▸ Stated exercise
Answer with nothing but the number of lines that include the word "lokasi".

▸ Data to use
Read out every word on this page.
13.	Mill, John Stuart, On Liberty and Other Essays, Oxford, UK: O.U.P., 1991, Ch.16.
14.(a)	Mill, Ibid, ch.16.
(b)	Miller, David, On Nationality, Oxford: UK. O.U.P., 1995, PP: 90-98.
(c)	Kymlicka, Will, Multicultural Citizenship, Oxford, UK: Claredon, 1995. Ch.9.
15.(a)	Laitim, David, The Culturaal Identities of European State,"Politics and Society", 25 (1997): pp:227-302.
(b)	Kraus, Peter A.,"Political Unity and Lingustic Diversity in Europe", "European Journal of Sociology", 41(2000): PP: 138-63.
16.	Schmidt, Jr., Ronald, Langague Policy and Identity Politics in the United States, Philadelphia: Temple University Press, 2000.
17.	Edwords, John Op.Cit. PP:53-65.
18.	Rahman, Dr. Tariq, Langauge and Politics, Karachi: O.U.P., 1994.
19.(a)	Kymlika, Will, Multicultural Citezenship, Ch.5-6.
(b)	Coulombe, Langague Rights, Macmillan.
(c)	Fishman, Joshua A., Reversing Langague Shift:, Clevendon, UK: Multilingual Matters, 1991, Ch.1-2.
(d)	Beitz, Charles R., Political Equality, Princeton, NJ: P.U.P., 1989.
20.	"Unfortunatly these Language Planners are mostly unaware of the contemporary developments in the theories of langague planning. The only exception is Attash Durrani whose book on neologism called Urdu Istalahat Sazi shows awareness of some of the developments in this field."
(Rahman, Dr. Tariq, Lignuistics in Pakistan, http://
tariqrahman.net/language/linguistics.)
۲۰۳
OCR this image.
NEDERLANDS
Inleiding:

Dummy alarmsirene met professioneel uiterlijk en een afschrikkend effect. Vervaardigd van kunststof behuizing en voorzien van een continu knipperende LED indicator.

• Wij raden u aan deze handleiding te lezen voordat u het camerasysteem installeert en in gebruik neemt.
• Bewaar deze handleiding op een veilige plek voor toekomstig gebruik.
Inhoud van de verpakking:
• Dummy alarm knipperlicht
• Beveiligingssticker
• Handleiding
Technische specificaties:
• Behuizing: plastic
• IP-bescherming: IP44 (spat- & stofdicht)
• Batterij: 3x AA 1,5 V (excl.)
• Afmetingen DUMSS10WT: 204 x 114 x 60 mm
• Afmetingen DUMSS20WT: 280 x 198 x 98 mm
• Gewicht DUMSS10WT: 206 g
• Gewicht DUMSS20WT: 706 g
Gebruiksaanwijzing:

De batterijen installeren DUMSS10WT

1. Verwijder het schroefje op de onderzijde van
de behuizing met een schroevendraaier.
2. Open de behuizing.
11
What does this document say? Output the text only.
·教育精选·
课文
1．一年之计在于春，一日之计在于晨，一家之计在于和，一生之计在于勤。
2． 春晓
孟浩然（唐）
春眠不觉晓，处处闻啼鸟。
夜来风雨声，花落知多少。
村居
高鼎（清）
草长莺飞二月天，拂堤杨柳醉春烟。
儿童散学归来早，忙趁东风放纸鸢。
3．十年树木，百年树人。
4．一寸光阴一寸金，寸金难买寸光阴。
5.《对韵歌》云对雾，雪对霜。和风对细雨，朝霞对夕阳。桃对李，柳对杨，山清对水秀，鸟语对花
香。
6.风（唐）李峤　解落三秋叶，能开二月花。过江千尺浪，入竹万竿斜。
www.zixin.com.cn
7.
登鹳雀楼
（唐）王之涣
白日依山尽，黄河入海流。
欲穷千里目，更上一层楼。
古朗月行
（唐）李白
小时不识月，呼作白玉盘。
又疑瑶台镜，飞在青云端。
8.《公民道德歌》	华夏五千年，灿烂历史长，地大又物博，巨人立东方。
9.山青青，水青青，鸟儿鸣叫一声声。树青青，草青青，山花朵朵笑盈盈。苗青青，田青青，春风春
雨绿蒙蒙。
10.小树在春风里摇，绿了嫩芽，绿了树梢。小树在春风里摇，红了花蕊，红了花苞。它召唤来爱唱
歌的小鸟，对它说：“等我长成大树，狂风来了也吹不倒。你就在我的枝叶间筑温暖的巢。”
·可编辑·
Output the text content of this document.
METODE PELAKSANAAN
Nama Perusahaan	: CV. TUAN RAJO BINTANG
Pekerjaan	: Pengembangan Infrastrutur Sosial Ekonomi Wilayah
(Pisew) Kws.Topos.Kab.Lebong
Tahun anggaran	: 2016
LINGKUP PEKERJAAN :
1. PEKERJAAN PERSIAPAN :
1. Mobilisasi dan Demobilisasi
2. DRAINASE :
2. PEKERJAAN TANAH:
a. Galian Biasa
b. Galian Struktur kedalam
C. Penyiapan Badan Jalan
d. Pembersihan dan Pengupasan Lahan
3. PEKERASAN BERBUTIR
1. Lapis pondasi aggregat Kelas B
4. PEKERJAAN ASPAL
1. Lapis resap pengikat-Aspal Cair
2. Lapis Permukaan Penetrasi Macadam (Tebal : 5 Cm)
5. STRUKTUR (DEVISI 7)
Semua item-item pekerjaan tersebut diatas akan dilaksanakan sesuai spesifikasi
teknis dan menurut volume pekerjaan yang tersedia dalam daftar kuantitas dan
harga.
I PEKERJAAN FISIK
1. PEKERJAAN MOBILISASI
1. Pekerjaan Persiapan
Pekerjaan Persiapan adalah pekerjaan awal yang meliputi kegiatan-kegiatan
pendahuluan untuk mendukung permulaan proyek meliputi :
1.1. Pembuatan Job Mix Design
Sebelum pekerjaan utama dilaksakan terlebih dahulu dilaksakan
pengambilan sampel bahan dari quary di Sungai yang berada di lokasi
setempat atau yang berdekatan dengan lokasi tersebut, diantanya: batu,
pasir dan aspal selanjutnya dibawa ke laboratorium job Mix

▸ Response to this exercise
2